他のタイトル戦や棋戦でも、順位戦の級によっては「2次予選以降の登場」などの形でシード権を得られたり、NHK杯テレビ将棋トーナメントのように予選自体が免除となることがある。
後述するが強制引退に関する規定に順位戦が大きく関係していることもあり、その意味でも順位戦は非常に重要。
段位についても、五段、六段、七段、八段、九段になる条件の一つとしてそれぞれ「C級1組に入る」「B級2組に入る」「B級1組に入る」「A級に入る」「名人獲得」がある(つまり名人挑戦は必然的に八段ないし九段に限られる)。*8
棋士の基本給*9もこの順位戦の級で決まる。当然上に行けば行くほど給料も上がっていく。
なお名人は順位戦には参加しない為、順位戦の対局料の代わりに名人手当が毎月支給されることになっている(A級の対局料より高いらしい)。

対局カードは毎年の開幕前に(先手後手含めて)抽選で決定するため、対策を立てやすいという特徴がある。また棋士への心情的配慮のため完全なランダムではなく下のような制約がある。

== データ一覧 ==
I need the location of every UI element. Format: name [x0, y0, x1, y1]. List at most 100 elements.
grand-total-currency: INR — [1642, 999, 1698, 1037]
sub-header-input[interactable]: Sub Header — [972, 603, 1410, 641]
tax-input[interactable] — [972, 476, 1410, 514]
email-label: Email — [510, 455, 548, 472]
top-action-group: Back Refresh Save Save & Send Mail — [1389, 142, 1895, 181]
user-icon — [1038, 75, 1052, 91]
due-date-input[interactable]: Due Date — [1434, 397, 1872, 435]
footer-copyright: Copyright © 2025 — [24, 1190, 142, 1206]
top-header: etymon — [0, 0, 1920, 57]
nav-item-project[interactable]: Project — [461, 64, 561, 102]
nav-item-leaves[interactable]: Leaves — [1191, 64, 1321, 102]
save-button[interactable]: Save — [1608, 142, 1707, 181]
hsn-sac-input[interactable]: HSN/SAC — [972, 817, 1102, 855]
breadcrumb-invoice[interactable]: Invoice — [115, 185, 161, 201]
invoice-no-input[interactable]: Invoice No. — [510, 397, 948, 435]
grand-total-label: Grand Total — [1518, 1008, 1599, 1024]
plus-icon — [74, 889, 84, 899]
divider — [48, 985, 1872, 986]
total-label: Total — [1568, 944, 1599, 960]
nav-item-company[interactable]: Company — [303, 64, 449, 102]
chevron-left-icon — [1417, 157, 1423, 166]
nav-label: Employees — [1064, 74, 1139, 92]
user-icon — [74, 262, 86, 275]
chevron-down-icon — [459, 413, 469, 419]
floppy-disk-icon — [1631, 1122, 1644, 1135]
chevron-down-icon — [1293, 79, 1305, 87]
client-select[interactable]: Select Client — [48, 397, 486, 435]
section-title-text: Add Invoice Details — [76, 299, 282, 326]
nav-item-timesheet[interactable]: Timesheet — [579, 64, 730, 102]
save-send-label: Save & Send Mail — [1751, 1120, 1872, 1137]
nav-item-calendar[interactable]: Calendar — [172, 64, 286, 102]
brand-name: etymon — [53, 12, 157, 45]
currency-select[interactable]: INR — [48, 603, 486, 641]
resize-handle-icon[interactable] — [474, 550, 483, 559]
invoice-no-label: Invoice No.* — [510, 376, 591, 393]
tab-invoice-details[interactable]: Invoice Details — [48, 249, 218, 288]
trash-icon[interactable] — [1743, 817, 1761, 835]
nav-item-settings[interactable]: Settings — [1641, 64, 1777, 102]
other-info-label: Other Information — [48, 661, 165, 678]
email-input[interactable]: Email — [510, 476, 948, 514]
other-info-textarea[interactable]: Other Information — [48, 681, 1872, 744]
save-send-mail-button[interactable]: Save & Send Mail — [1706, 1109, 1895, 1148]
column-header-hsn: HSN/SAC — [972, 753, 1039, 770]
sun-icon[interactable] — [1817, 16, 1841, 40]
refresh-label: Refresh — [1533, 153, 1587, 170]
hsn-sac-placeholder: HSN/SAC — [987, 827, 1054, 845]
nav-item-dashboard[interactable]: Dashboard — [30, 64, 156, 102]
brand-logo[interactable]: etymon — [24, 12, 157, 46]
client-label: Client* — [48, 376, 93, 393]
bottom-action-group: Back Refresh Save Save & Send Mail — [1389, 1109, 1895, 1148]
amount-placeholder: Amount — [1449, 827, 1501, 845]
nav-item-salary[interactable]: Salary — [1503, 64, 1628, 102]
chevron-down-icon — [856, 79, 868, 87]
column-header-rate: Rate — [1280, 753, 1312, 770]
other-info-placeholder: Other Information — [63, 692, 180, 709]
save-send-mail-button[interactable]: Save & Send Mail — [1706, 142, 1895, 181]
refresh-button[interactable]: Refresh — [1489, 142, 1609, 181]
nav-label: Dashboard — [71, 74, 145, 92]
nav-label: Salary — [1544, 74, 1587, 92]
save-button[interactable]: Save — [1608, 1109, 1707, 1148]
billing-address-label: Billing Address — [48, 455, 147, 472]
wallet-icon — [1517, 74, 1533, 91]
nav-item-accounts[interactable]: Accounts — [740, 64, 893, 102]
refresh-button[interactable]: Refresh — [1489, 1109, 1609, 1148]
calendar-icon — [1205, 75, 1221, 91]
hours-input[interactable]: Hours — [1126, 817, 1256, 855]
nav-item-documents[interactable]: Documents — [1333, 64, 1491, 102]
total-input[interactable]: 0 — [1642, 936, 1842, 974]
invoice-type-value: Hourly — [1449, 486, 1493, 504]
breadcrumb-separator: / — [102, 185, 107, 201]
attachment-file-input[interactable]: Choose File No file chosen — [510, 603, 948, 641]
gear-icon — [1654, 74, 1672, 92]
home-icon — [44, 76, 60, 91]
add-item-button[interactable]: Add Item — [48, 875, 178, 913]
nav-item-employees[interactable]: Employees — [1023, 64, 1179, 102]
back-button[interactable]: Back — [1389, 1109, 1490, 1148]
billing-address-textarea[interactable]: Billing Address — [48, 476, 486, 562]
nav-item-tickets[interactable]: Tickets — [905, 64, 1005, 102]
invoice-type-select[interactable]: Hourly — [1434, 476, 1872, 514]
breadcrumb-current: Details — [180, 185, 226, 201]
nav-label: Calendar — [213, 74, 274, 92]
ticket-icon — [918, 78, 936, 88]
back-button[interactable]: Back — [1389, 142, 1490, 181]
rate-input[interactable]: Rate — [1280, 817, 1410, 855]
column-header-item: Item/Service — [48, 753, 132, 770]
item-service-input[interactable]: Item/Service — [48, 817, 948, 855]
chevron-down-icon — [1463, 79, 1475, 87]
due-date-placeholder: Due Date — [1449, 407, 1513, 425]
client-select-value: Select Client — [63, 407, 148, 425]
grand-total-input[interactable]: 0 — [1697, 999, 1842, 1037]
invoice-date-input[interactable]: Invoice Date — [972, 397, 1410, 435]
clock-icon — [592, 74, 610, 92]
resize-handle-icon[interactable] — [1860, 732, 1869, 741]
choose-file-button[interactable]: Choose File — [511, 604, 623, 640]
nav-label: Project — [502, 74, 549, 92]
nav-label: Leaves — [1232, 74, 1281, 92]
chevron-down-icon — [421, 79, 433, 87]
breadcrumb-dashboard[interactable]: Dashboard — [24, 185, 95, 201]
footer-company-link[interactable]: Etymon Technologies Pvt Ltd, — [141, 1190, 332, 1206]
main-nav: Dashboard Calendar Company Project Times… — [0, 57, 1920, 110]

== やることリスト ==
- a) 順位戦の文章のうち、「後述するが強制引退に関する規」から「級の対局料より高いらしい)。」までを、両方の言葉も含めてそのまま書き写してください。
- b) 順位戦の文章を、最後の文のあとから続けて書いてください。

== 順番どおりの結果 ==
- a)
後述するが強制引退に関する規定に順位戦が大きく関係していることもあり、その意味でも順位戦は非常に重要。
段位についても、五段、六段、七段、八段、九段になる条件の一つとしてそれぞれ「C級1組に入る」「B級2組に入る」「B級1組に入る」「A級に入る」「名人獲得」がある(つまり名人挑戦は必然的に八段ないし九段に限られる)。*8
棋士の基本給*9もこの順位戦の級で決まる。当然上に行けば行くほど給料も上がっていく。
なお名人は順位戦には参加しない為、順位戦の対局料の代わりに名人手当が毎月支給されることになっている(A級の対局料より高いらしい)。

- b)
  • B級2組以下では師匠と弟子を当てない。総当たりとなるB級1組以上で師弟戦となる場合はリーグの中間にする。
  • 最終局は兄弟弟子戦にしない。
  • B級2組とC級1組では、なるべく2年連続で同じ相手と当てない。3年連続では絶対に当てない。C級2組では、絶対に2年連続で同じ相手と当てない。
  • 先手と後手はなるべく同じ回数にする。3連続先手や3連続後手にしない。最初の2局、最後の2局もそれぞれ違う手番にする。

持ち時間は6時間で一日制のタイトル戦よりも長く、日を跨いだ深夜まで対局が続くことも珍しくない。
長丁場になるので対局者には40分ずつ昼食と夕食休憩が与えられる。
A級のみストップウォッチ方式で、B級1組以下はチェスクロック方式を採用している。

病欠等のやむを得ない理由で休場する場合は対局カードが決まる前ならその年度の級位維持が保障される(ただし最下位となる)。
それ以降休場した場合、A級とB級1組は2期連続で降級。それ以外は2期連続で降級点が付き、3期連続なら降級となる。
対局カード決定後(順位戦開始後)の場合は不戦敗扱いとなる。

A級


魔窟。

10人という枠が定められており、下位2名がB級1組に落ちることになる。*10
リーグ戦の優勝者は名人へと挑むことになるが、その一方で下位は容赦なく下のクラスに叩き落されるため、A級を維持しているだけでも大変である。
タイトルホルダーの多くはA級経験者であるが、そんな環境なので仮に一度もタイトルを持ったことがない棋士でもA級で(長期に渡って)活躍し続けるだけで非常に凄いこと。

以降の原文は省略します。